[start of DATA FOR THIS EXERCISE]

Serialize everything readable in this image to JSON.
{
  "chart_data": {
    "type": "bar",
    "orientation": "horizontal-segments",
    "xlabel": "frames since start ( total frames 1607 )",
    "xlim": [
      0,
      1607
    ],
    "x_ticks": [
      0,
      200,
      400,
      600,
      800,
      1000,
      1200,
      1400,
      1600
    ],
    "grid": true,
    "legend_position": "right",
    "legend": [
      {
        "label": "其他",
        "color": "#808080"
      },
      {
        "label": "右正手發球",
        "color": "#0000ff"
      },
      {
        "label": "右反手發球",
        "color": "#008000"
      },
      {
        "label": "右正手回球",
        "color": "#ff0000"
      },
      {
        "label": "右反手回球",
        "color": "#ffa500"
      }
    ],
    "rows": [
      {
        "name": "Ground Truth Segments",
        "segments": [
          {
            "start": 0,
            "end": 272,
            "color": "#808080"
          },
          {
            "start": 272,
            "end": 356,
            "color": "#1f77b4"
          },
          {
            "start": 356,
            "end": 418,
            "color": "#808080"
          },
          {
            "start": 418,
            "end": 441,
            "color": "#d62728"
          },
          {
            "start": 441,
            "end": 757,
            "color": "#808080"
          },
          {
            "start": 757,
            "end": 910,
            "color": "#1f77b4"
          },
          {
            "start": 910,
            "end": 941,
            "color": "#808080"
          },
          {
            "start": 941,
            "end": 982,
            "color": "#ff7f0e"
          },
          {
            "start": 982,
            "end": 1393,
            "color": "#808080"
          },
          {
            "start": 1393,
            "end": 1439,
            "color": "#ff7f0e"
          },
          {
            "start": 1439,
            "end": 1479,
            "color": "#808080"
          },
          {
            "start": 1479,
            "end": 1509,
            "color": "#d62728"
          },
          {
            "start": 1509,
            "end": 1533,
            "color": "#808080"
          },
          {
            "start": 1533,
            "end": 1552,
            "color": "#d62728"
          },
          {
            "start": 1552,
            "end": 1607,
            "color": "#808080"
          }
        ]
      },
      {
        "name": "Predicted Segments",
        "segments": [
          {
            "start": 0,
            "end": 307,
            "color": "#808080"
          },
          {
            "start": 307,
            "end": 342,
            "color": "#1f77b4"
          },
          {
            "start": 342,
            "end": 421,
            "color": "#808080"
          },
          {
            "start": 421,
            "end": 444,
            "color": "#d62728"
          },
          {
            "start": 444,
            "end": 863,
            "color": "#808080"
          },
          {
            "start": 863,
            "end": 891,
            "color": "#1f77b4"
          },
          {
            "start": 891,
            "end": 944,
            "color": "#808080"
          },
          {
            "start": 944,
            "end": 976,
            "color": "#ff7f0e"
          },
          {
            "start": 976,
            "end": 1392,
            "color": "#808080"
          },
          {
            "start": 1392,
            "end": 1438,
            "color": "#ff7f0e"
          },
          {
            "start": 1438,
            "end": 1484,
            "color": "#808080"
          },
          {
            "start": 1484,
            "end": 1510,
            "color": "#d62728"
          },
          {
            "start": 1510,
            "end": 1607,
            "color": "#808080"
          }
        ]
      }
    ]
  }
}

[end of DATA FOR THIS EXERCISE]

REQUIREMENT → Copy each line of the data that contains the word "name".

RESPONSE FOR THIS EXERCISE →
        "name": "Ground Truth Segments",
        "name": "Predicted Segments",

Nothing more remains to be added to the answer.